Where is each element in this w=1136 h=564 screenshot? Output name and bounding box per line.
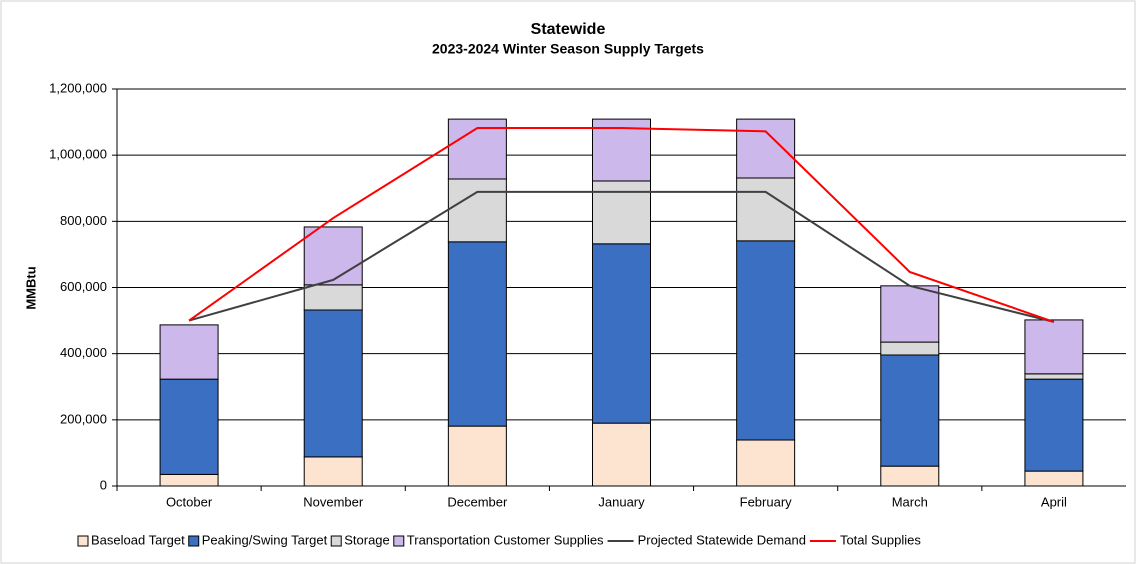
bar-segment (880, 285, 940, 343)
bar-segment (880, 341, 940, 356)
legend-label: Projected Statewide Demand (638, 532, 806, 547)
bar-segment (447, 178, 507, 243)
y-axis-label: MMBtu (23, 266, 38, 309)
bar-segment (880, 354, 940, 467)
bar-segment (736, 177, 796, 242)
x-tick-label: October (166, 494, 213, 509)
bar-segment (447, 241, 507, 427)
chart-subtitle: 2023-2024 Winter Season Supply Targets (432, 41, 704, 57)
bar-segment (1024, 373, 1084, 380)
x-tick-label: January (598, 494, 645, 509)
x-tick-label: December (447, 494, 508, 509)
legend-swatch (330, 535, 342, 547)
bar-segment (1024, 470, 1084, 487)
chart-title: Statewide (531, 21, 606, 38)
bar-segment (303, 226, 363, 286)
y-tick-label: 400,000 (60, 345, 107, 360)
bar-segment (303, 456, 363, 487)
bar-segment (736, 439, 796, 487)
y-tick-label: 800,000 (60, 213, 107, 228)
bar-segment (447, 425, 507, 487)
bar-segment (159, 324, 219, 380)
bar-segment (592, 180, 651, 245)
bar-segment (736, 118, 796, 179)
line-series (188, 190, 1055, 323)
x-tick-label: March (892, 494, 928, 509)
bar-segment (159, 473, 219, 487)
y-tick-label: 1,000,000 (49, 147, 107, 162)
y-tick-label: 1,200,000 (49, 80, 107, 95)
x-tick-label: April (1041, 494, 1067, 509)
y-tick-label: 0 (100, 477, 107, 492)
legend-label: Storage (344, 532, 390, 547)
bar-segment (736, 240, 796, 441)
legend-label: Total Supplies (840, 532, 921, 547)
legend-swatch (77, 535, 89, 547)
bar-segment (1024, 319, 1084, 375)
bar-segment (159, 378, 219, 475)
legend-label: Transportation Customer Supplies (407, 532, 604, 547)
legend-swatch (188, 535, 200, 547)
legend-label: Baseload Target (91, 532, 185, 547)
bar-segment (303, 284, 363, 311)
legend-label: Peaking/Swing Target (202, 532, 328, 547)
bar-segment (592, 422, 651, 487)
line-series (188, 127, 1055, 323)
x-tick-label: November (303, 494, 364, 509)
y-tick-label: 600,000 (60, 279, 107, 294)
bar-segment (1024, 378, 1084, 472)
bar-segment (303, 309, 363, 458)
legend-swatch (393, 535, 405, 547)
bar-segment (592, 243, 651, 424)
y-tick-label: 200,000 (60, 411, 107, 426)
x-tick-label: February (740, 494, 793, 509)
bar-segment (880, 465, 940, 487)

++++

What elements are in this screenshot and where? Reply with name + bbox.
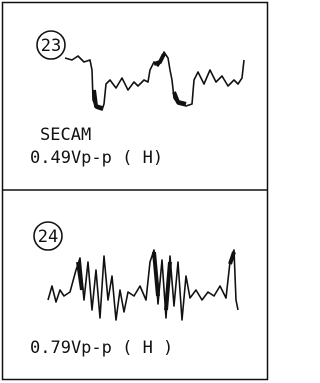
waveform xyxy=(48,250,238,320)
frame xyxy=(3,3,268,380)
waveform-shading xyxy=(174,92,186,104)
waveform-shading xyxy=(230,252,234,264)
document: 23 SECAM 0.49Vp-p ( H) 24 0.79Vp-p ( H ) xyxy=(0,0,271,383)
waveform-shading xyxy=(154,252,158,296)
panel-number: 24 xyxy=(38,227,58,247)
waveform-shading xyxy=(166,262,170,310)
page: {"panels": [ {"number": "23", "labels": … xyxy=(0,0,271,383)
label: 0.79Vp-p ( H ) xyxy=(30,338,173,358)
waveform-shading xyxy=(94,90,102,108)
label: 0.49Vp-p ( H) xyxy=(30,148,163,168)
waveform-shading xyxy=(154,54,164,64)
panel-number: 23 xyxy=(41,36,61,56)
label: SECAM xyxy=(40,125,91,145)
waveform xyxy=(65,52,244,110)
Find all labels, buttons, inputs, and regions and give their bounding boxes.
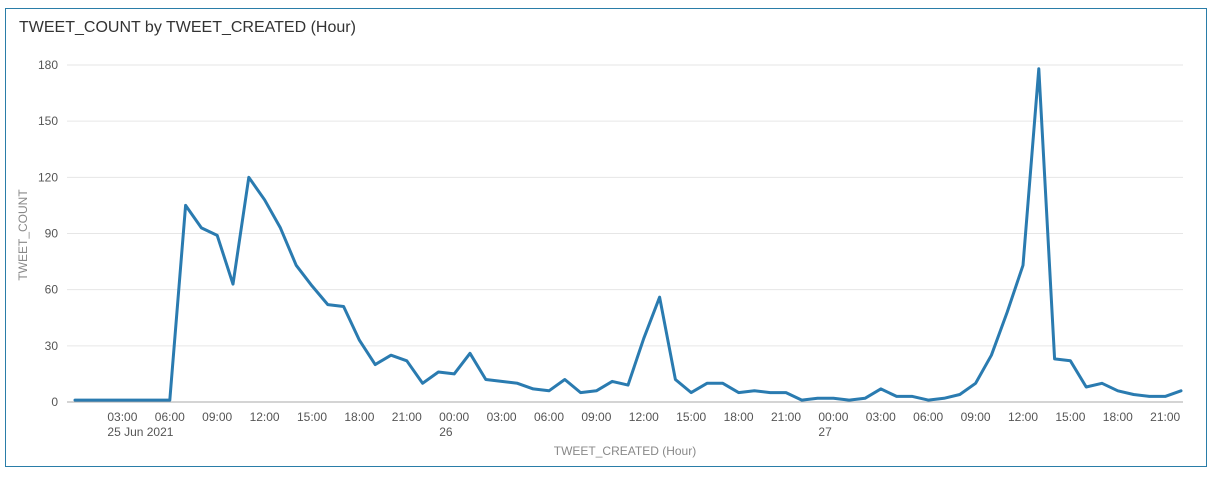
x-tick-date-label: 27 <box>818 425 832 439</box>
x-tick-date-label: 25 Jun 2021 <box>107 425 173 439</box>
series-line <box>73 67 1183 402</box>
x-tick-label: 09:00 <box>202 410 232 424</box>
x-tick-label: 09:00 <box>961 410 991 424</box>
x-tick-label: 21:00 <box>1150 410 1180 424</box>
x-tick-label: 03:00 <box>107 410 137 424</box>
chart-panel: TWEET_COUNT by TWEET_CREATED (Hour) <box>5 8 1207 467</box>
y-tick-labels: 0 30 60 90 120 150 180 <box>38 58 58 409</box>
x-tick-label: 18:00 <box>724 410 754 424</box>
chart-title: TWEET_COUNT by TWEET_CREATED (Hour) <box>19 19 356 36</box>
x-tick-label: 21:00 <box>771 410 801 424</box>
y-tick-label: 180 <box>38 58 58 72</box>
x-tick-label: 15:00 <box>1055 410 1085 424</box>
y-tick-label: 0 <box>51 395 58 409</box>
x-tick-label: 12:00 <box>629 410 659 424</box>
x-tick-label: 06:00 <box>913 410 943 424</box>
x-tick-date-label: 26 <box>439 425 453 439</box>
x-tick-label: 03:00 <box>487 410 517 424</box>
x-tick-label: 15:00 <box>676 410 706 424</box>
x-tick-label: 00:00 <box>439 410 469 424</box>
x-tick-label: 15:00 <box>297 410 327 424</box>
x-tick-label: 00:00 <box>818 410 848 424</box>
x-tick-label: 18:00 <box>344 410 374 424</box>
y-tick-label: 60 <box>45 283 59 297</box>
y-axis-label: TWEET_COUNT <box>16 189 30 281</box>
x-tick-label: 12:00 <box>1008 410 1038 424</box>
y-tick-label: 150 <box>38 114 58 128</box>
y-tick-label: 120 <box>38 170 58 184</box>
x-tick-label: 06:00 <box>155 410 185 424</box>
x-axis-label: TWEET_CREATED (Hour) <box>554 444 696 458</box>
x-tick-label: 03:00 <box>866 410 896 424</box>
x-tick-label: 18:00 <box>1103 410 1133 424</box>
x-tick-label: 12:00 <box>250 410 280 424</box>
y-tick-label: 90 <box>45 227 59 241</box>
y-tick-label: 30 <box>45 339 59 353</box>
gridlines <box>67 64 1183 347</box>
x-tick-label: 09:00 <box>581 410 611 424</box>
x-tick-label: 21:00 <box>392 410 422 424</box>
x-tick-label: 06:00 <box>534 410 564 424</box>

++++

Copy out the lines of the first listing above, starting at the line with "bar-segment (880, 285, 940, 343)" and ending at the line with "legend-swatch (77, 535, 89, 547)", with both of those lines included.

| Written reply |
bar-segment (880, 285, 940, 343)
bar-segment (880, 341, 940, 356)
legend-label: Projected Statewide Demand (638, 532, 806, 547)
bar-segment (447, 178, 507, 243)
y-axis-label: MMBtu (23, 266, 38, 309)
bar-segment (880, 354, 940, 467)
bar-segment (736, 177, 796, 242)
x-tick-label: October (166, 494, 213, 509)
bar-segment (447, 241, 507, 427)
chart-subtitle: 2023-2024 Winter Season Supply Targets (432, 41, 704, 57)
bar-segment (1024, 373, 1084, 380)
x-tick-label: January (598, 494, 645, 509)
x-tick-label: December (447, 494, 508, 509)
legend-swatch (330, 535, 342, 547)
bar-segment (1024, 470, 1084, 487)
chart-title: Statewide (531, 21, 606, 38)
bar-segment (303, 226, 363, 286)
y-tick-label: 400,000 (60, 345, 107, 360)
bar-segment (303, 456, 363, 487)
bar-segment (736, 439, 796, 487)
y-tick-label: 800,000 (60, 213, 107, 228)
bar-segment (447, 425, 507, 487)
bar-segment (159, 324, 219, 380)
bar-segment (592, 180, 651, 245)
bar-segment (736, 118, 796, 179)
line-series (188, 190, 1055, 323)
x-tick-label: March (892, 494, 928, 509)
bar-segment (159, 473, 219, 487)
y-tick-label: 1,000,000 (49, 147, 107, 162)
y-tick-label: 1,200,000 (49, 80, 107, 95)
x-tick-label: April (1041, 494, 1067, 509)
y-tick-label: 0 (100, 477, 107, 492)
legend-label: Storage (344, 532, 390, 547)
bar-segment (736, 240, 796, 441)
legend-label: Total Supplies (840, 532, 921, 547)
legend-swatch (77, 535, 89, 547)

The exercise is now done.